▶ REQUIREMENTS
Work out how many lines in the data hold the word "thru", and reply with that number only.

** Start **

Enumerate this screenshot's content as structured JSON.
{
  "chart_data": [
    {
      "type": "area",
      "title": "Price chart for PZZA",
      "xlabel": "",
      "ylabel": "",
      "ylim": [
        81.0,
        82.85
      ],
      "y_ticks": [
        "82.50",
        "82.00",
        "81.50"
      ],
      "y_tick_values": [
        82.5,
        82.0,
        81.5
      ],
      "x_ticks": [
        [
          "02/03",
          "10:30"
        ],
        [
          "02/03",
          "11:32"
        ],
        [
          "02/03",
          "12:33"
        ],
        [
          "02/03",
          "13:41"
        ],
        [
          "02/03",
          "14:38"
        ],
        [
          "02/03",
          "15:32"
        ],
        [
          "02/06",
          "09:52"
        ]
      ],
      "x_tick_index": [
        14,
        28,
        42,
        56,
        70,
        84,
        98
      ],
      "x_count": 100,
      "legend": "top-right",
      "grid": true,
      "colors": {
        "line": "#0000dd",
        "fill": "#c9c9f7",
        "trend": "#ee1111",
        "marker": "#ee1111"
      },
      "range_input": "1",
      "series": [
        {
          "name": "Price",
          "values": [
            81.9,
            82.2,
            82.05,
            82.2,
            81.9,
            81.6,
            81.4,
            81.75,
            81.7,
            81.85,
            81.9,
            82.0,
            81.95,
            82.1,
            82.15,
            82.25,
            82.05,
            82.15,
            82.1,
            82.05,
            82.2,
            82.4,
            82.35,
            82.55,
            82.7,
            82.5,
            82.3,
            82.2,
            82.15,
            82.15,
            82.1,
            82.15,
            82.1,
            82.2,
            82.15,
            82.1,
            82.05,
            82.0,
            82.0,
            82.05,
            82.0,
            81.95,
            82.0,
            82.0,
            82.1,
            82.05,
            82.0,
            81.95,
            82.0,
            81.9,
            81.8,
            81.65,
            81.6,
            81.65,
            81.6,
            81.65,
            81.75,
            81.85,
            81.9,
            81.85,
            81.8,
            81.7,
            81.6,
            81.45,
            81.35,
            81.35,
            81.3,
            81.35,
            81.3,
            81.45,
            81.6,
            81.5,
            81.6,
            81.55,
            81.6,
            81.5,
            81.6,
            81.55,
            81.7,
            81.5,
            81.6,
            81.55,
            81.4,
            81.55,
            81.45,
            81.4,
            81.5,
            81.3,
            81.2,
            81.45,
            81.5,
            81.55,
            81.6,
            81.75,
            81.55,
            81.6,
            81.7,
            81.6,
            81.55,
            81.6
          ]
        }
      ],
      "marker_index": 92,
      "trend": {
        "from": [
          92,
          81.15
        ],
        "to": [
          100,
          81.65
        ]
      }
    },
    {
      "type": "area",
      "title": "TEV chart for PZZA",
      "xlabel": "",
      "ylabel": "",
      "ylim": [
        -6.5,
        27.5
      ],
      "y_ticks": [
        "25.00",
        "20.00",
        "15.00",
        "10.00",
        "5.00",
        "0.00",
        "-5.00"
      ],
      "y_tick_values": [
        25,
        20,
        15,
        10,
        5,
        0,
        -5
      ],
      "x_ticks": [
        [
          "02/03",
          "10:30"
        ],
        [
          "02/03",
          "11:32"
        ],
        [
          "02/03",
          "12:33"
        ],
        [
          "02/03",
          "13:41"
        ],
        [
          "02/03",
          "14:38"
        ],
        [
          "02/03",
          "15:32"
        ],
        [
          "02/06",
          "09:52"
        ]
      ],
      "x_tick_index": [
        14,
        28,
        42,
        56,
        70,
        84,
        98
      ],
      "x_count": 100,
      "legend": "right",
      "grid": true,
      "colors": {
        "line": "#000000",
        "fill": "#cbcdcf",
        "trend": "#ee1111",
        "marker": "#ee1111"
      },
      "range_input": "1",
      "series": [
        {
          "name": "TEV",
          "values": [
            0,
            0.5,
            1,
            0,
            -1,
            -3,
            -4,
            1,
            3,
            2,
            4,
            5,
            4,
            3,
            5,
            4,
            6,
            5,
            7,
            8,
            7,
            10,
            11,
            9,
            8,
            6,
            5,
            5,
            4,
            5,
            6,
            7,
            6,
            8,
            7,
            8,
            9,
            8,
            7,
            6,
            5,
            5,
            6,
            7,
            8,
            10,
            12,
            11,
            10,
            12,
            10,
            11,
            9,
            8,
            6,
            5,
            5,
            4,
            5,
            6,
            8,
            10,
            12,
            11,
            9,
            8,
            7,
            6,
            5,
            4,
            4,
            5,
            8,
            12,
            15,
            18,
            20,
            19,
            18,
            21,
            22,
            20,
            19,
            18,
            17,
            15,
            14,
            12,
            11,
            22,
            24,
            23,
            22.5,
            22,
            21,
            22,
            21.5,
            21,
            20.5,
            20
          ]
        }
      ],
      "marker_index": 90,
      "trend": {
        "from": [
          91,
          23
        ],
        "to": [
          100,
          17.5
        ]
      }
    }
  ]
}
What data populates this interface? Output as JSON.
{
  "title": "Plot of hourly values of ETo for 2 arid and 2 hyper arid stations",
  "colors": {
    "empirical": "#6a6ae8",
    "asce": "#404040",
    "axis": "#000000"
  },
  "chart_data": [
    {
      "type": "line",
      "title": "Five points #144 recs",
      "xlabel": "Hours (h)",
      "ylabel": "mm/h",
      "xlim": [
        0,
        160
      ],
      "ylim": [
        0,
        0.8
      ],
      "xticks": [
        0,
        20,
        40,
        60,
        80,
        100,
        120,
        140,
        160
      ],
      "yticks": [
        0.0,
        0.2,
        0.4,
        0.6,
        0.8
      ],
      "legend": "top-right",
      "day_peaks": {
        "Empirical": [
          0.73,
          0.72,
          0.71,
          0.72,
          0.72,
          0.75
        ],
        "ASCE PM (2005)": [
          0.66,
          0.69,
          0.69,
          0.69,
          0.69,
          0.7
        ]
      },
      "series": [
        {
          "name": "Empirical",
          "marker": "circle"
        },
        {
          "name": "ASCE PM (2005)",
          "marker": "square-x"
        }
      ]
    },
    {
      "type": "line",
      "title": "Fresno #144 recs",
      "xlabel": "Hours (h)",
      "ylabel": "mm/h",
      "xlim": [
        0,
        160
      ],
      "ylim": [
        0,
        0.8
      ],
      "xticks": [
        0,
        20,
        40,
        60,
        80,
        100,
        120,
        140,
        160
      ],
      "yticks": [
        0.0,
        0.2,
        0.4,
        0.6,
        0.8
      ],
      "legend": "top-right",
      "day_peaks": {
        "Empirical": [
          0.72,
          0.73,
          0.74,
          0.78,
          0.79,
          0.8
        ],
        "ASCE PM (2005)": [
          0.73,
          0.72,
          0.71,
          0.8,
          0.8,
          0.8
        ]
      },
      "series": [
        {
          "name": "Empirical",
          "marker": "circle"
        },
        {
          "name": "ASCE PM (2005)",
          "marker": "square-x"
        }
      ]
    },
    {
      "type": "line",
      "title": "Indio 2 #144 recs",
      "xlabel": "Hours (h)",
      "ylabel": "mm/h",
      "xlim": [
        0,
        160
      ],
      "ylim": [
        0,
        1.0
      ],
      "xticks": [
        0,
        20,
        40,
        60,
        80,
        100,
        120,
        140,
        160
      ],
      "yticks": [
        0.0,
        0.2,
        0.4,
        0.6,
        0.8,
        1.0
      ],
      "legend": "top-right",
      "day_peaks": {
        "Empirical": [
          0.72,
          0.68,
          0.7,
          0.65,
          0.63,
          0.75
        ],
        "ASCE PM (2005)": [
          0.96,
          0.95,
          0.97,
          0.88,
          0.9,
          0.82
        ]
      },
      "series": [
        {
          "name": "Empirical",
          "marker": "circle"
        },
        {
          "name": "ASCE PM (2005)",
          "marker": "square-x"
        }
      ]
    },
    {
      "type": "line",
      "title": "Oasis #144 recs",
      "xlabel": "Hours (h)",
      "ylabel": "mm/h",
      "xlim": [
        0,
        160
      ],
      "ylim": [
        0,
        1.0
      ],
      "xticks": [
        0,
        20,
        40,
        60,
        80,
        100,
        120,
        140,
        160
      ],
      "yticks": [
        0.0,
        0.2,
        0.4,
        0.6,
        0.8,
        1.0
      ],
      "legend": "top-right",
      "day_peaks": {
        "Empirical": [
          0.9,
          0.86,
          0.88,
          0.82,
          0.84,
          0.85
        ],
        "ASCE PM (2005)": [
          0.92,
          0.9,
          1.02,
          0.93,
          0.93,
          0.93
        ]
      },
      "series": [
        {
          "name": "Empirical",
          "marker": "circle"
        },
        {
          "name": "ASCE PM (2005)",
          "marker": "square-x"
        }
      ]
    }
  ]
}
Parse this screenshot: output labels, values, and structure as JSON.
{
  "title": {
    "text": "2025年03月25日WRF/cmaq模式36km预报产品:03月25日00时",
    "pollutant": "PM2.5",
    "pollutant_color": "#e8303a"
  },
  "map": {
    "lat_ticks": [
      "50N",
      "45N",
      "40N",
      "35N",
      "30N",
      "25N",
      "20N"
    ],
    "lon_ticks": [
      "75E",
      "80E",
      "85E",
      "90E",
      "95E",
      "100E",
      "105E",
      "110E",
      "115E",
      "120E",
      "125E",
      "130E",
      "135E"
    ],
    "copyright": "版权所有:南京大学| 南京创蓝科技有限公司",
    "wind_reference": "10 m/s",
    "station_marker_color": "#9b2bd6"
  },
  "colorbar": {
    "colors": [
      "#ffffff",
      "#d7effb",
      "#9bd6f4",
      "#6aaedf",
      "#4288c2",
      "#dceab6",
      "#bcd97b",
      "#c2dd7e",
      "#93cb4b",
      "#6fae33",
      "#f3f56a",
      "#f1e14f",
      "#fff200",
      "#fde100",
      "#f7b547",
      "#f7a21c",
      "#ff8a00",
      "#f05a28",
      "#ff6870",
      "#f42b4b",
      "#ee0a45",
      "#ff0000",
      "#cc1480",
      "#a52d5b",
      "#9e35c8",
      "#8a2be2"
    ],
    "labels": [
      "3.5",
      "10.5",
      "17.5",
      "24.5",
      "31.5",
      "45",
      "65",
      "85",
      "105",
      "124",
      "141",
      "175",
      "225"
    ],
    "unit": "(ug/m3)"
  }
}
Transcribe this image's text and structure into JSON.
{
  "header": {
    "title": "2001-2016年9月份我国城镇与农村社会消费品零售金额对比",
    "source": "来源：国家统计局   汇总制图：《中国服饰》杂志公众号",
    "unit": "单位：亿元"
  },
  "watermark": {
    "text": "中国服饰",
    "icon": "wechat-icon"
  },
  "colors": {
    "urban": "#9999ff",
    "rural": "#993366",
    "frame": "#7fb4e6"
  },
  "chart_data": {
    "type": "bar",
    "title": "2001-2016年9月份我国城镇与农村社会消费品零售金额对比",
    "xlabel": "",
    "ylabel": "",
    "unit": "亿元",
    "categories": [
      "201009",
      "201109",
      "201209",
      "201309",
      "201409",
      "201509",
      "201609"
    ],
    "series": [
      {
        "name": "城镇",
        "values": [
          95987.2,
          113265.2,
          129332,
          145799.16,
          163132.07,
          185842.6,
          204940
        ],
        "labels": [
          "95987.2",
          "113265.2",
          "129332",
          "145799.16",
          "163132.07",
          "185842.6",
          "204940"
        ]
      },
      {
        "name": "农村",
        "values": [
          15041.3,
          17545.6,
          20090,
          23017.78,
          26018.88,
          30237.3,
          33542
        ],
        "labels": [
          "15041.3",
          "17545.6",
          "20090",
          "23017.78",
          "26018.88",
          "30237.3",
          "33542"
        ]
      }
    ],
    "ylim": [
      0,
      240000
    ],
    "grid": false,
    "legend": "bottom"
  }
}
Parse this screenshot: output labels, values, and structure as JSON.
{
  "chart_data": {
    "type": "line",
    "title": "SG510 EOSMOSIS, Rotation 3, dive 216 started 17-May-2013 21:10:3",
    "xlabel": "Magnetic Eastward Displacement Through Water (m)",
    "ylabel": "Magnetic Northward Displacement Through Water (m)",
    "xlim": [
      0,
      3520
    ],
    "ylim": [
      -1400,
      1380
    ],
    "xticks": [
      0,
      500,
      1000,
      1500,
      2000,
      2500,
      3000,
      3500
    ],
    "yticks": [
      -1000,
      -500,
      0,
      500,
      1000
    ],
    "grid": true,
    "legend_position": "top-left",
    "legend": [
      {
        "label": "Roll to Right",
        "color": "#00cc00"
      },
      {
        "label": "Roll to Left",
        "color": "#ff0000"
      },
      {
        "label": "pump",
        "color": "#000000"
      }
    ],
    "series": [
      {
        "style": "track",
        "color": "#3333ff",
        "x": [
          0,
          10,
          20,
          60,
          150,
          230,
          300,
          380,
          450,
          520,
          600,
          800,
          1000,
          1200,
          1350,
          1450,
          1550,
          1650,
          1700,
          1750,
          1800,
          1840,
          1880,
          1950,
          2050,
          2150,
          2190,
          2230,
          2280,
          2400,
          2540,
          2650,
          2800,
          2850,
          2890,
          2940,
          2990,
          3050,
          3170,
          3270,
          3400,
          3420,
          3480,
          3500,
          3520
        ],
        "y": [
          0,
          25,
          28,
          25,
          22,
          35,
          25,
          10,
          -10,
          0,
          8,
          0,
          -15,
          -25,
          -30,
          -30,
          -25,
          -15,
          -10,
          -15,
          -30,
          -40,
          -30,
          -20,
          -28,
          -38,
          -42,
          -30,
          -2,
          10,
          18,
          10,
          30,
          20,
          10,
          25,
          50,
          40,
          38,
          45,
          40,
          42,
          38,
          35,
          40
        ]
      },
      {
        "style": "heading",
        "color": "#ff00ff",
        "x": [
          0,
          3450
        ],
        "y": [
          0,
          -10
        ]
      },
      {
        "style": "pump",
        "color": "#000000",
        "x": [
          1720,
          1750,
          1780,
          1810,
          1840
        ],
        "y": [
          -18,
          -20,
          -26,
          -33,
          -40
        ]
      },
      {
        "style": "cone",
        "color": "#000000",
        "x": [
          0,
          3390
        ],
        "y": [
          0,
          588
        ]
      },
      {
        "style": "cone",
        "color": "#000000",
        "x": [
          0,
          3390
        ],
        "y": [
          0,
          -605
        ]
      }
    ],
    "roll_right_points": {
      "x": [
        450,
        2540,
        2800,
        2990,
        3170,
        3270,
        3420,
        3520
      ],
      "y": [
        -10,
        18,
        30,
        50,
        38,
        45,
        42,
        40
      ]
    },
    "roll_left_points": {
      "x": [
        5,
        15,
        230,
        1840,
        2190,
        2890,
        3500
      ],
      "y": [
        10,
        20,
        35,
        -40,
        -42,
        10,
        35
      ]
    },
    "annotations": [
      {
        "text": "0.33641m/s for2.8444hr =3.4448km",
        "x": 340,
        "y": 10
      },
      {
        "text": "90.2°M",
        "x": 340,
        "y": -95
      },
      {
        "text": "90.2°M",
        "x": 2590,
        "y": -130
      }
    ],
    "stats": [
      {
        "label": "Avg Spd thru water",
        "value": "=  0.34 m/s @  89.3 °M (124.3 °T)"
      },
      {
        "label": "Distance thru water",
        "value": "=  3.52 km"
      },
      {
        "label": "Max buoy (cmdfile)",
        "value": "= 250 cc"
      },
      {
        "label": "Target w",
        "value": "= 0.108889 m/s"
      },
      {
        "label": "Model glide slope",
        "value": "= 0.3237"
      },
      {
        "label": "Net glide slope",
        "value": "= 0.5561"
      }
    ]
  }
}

** End **

▶ ANSWER IN FULL
2